— start Document text —

I've been using the Philips for a week now. There's no pre-set TiVo code, but once you've spent the time teaching it from the peanut, it works very well.

Séamus


----------



## kered (Dec 3, 2002)

John R

Have you got your Harmony remote? Is it a success?

I've been considering buying something of this sort for a while, but I'm off to Canada on holiday in a few weeks, and I'll look out for any bargains, whether they are Harmony or OneForAll or whatever.

Thanks

Derek


----------



## aitcheff (Mar 23, 2003)

I've now bought a Harmony H659 for my 2nd TIVO and here is quick summary of my experience.

Bought from BlueDo.Com. Arrived very quickly, but the LCD screen was faulty. BlueDo told me I had to deal directly with Harmony. No problem with Harmony. I had to provide evidence that I had bought from an 'approved' Harmony reseller, but once I'd done that they issued an RMA number and I was able to order a replacement. I had to pay the postage to return the faulty unit and Harmony took about 10 days to ship me a replacement which works fiine so far.

— end Document text —
— start Supplied entries —

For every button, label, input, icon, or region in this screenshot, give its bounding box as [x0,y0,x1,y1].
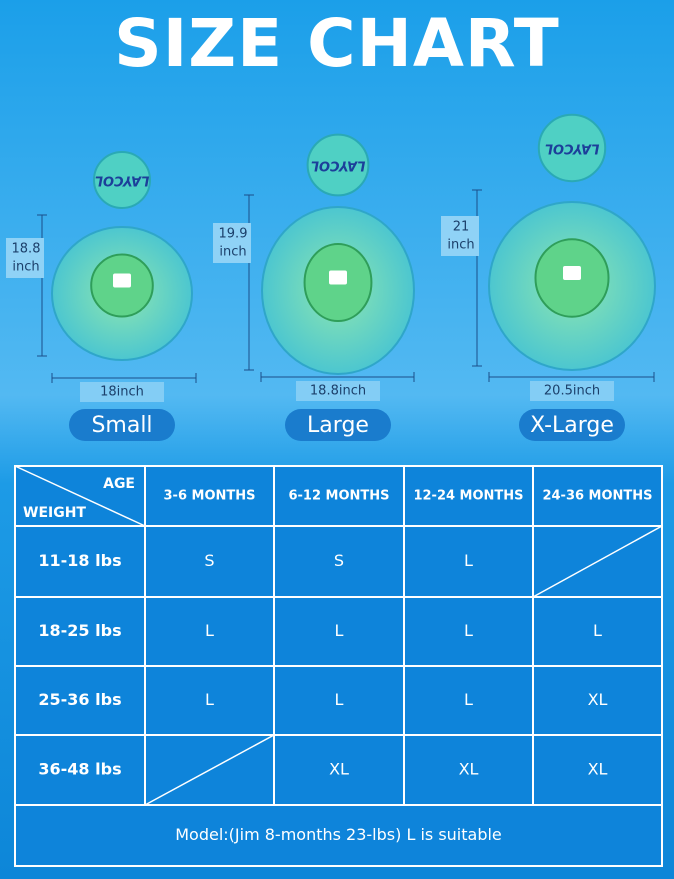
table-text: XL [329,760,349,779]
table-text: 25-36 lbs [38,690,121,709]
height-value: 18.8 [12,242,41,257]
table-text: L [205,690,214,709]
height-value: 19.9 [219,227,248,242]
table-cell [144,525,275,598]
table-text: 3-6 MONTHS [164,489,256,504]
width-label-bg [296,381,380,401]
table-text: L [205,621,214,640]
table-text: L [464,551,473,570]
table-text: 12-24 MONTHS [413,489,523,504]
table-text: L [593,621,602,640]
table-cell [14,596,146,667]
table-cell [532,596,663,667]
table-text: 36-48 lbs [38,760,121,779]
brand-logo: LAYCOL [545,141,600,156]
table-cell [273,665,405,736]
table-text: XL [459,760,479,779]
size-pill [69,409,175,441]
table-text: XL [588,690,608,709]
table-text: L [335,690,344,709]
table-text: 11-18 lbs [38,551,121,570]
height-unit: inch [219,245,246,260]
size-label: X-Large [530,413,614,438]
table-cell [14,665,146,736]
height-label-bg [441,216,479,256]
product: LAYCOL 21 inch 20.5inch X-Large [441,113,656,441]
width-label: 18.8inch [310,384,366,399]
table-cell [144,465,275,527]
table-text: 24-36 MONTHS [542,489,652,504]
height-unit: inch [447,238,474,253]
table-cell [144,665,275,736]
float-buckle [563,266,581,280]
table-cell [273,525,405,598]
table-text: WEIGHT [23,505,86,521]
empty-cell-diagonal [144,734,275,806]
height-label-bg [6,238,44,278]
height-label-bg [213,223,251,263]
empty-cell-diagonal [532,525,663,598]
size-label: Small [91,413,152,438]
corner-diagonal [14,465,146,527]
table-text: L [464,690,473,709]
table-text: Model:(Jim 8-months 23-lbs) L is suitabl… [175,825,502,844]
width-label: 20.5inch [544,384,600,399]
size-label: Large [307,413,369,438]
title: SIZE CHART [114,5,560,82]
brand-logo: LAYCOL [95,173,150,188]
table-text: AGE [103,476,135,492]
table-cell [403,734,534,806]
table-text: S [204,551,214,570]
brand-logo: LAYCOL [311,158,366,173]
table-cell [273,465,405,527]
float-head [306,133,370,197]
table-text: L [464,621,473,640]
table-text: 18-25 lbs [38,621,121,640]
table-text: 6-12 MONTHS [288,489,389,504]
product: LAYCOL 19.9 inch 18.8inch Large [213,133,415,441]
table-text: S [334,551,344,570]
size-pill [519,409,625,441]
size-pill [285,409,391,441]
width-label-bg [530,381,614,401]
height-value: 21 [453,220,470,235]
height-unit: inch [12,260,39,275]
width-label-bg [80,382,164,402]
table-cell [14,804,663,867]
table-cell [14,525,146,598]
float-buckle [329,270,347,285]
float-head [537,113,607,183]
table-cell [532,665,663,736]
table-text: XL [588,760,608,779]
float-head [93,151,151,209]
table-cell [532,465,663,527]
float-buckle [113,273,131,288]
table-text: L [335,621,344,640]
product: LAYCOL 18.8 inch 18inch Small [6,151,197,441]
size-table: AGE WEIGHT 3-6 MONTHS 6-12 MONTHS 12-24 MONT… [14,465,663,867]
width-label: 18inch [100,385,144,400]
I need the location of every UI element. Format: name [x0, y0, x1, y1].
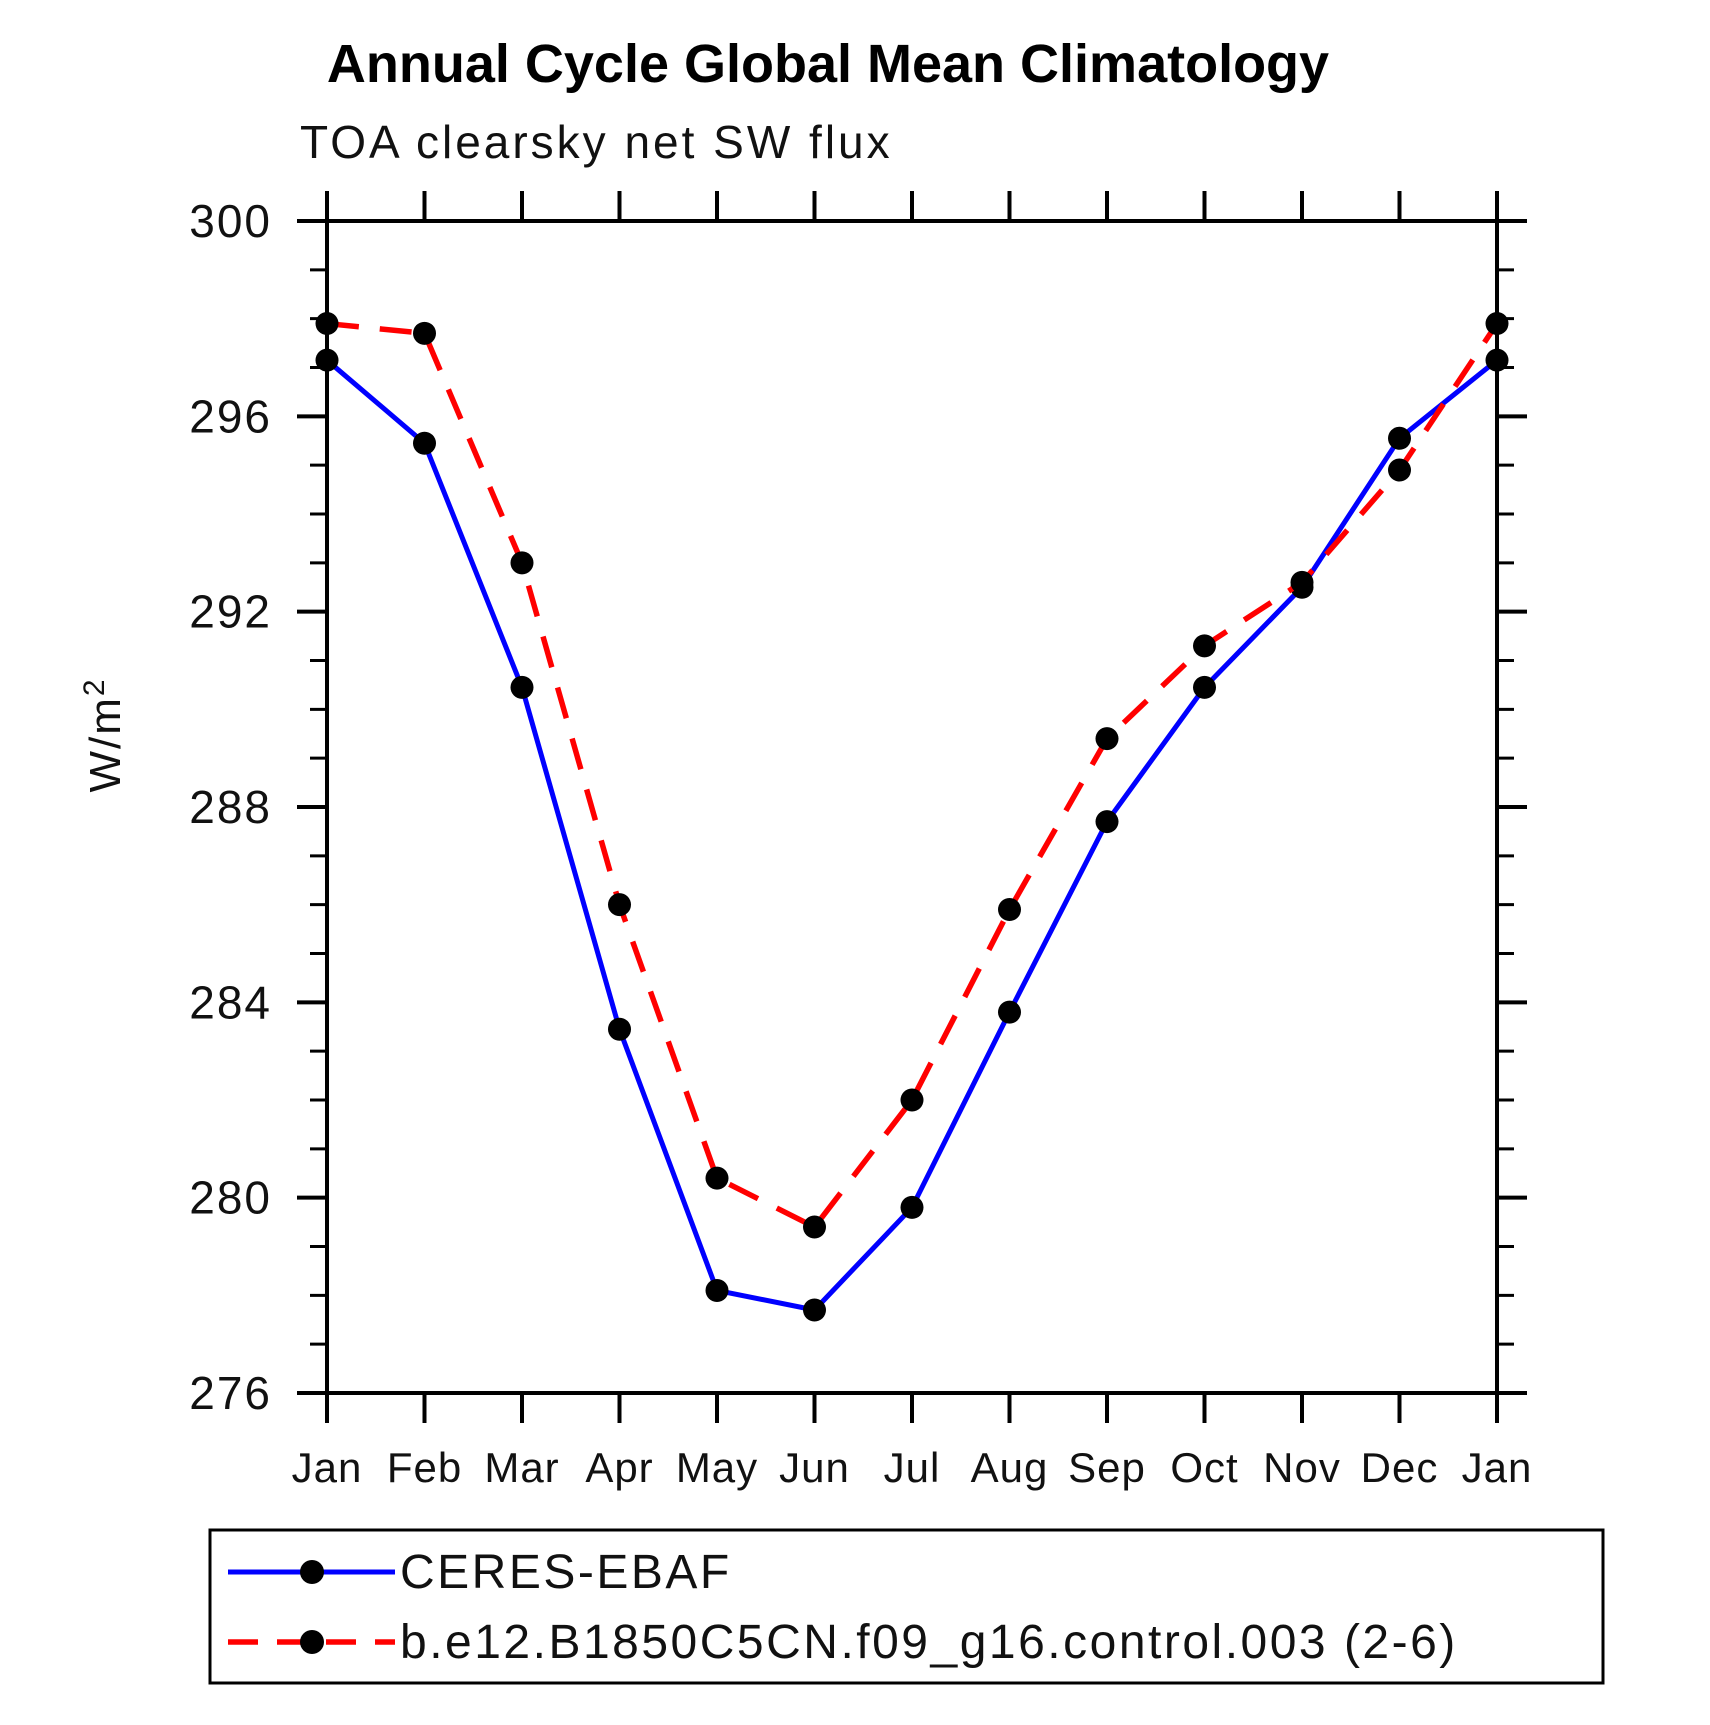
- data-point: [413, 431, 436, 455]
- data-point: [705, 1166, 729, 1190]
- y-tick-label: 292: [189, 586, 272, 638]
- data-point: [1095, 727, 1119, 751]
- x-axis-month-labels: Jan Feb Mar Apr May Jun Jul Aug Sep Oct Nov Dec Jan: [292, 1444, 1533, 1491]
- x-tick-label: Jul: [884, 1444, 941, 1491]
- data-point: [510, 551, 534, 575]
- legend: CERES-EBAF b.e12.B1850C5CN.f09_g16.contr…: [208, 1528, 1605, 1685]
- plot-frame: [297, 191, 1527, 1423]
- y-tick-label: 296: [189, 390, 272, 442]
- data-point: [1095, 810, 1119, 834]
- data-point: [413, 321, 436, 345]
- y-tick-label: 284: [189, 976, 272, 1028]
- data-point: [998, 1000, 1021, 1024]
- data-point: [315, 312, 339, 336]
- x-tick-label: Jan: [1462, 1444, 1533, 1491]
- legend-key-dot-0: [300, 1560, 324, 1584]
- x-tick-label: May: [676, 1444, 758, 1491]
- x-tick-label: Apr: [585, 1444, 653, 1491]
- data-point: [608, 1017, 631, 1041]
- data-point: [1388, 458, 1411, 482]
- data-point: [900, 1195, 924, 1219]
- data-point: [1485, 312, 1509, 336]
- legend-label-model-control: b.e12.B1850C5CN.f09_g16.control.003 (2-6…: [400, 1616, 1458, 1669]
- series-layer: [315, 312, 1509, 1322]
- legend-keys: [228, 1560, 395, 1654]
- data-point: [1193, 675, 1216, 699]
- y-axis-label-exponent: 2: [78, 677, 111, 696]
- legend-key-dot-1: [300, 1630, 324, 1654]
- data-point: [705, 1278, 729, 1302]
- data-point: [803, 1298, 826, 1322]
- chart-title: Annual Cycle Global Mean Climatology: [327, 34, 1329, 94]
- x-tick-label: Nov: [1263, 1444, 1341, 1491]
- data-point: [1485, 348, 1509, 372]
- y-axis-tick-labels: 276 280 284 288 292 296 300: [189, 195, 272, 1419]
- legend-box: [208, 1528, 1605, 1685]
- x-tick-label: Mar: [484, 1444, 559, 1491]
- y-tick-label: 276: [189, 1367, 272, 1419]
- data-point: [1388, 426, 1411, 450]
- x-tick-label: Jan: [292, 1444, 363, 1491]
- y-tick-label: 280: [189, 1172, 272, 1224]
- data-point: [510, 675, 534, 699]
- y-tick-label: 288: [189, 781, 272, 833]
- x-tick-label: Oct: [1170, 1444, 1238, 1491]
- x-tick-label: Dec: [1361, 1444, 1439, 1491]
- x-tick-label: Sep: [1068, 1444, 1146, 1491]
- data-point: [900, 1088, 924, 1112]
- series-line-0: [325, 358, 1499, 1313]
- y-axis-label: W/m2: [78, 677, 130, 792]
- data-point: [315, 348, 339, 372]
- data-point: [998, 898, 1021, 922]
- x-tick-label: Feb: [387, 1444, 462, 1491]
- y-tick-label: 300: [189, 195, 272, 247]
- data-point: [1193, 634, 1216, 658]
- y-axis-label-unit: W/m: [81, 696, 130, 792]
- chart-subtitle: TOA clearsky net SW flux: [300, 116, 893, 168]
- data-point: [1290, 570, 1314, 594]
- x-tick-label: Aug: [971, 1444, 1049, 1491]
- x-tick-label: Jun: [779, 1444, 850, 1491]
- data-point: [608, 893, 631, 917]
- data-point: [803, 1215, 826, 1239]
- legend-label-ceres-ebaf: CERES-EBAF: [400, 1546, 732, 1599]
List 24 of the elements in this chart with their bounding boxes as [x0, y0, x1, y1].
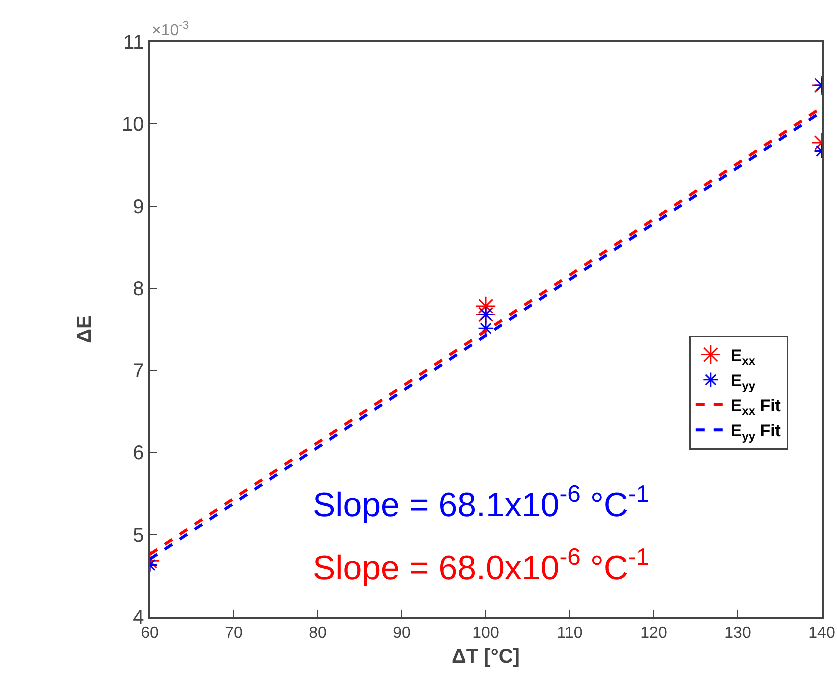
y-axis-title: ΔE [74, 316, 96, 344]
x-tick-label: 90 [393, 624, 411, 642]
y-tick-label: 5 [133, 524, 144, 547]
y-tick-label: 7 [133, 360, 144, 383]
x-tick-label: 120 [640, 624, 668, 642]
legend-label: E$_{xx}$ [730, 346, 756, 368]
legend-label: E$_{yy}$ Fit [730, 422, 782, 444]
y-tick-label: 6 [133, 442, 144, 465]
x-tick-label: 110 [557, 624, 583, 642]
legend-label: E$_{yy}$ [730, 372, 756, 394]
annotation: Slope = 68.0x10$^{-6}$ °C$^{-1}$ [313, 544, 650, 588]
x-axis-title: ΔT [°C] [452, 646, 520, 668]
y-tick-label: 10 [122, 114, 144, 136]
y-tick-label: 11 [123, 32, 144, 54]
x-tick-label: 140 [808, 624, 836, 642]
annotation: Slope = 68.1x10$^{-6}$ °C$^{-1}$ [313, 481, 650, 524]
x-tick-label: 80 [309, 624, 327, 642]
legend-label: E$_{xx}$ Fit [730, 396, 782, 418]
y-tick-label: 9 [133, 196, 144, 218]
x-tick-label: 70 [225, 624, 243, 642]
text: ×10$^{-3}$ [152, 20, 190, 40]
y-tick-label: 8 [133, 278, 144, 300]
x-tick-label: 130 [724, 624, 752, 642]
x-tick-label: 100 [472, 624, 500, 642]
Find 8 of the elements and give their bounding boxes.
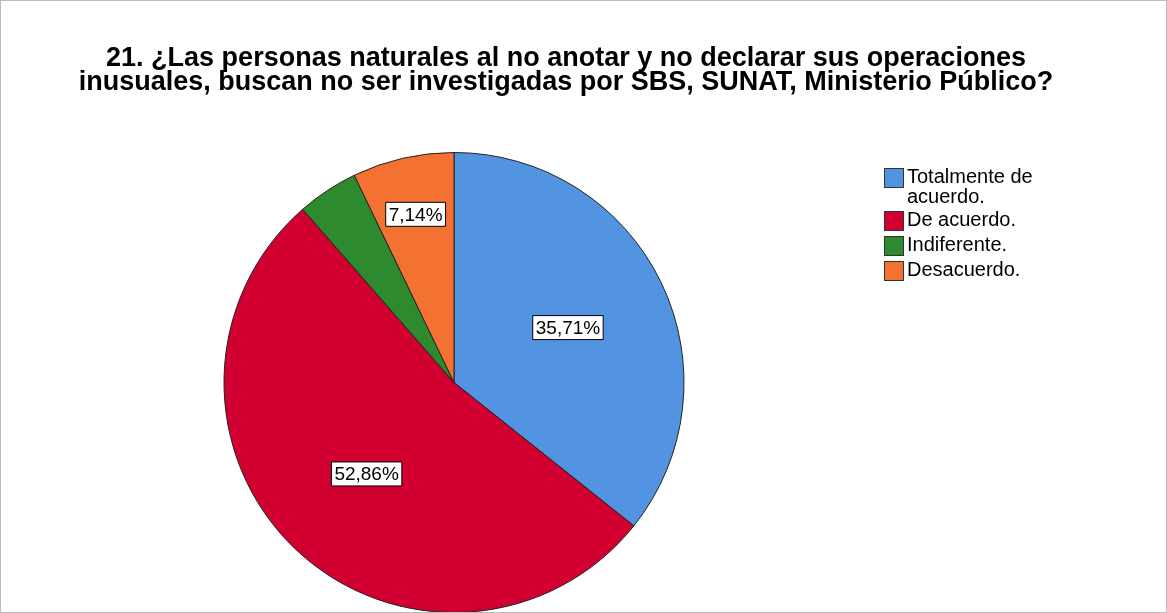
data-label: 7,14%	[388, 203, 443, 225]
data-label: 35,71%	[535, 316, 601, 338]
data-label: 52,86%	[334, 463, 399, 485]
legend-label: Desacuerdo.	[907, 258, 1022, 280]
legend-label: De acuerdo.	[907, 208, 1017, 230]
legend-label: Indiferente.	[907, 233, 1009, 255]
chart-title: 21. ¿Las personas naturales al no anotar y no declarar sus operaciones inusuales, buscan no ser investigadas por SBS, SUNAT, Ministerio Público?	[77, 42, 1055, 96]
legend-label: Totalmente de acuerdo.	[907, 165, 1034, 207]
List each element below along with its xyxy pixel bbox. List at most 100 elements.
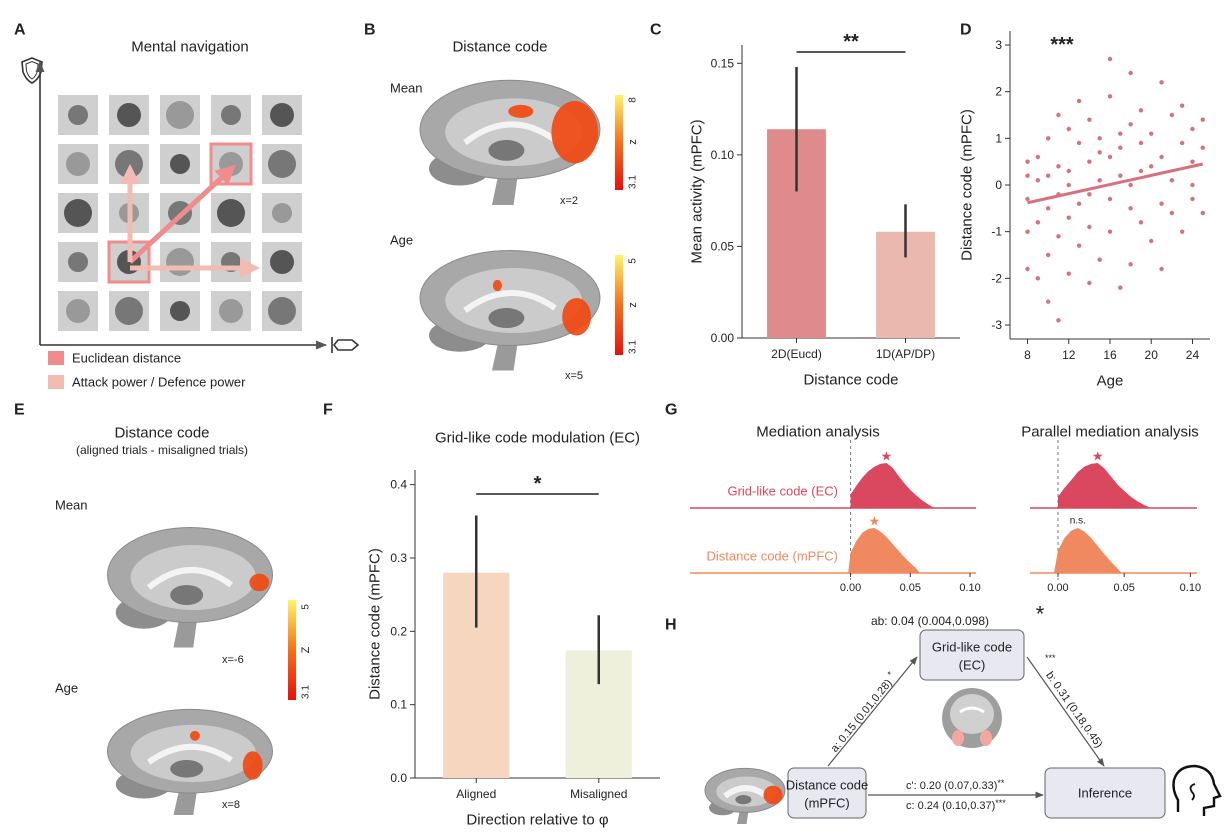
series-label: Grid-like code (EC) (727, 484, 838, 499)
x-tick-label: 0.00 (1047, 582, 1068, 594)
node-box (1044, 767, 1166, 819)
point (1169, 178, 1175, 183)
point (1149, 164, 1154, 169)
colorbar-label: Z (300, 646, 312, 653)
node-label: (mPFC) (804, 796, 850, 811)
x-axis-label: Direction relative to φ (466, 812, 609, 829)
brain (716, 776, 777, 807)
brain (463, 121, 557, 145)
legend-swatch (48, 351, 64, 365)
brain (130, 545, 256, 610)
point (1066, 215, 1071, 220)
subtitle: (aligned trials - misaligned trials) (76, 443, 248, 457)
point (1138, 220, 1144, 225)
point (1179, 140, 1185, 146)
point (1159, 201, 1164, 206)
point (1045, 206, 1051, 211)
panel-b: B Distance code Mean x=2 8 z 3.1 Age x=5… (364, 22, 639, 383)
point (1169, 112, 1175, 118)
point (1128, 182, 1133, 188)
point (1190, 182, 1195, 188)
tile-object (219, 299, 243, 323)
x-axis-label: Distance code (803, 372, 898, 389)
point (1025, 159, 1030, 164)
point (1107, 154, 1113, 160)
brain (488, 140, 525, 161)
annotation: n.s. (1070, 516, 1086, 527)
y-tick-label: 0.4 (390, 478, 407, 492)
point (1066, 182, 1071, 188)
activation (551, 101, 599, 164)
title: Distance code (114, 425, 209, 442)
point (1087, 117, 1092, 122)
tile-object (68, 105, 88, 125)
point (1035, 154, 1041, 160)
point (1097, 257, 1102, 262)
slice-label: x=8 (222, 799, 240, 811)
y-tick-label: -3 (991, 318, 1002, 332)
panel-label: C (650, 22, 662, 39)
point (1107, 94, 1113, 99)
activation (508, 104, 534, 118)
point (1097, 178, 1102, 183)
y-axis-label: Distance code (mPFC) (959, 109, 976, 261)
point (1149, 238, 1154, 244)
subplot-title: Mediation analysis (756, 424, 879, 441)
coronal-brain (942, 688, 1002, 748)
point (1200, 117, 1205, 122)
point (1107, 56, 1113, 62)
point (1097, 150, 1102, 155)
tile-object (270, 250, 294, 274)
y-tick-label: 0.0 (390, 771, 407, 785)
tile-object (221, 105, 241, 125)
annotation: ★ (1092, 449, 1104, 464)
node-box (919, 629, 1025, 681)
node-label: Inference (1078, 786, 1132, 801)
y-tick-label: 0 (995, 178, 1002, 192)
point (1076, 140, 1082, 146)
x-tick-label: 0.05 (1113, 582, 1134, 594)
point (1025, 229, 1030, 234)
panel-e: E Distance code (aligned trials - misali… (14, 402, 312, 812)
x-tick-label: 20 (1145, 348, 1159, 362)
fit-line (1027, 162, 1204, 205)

— end Supplied entries —

### [Your goal]
Continue the forum thread about universal remotes for TiVo, starting right after its final sentence.

### [In response]
The remote is very easy to configure via a web interface. All my devices were recognised, but I had to 'learn' the additional TIVO IR commands which are specific to UK TIVOs. Also, although the IR code for powering on my Panasonic TV was correct, it was not held long enough to actually successfully turn on the TV. However, Harmony support are very responsive, and they customised my config with an additional parameter which allowed me to adjust how long the command is 'held'. I also subsequently found that I could learn the command in 'RAW' mode which remembered how long the command needed to be held.

The remote is programmed in terms of activities. e.g. 'watch TIVO', 'watch a DVD', etc. When an activity is selected, all the required devices are turned on and put in the correct state for whichever activity is selected. E.G. 'Watch Tivo' turns on the TV, takes the TIVO out of standby and then switches the TV to AV input. (I set mine up so that the Freeview box is always on.) The remote then maintains a record of the current state of all devices, so that if 'Watch DVD' is then selected', it knows that the TV is already on and switches on only the DVD. When 'Off' is then pressed, it will turn off all the devices it 'knows' are on.

If it gets out of Synch, pressing help asks a series of questions which puts everything back in synch.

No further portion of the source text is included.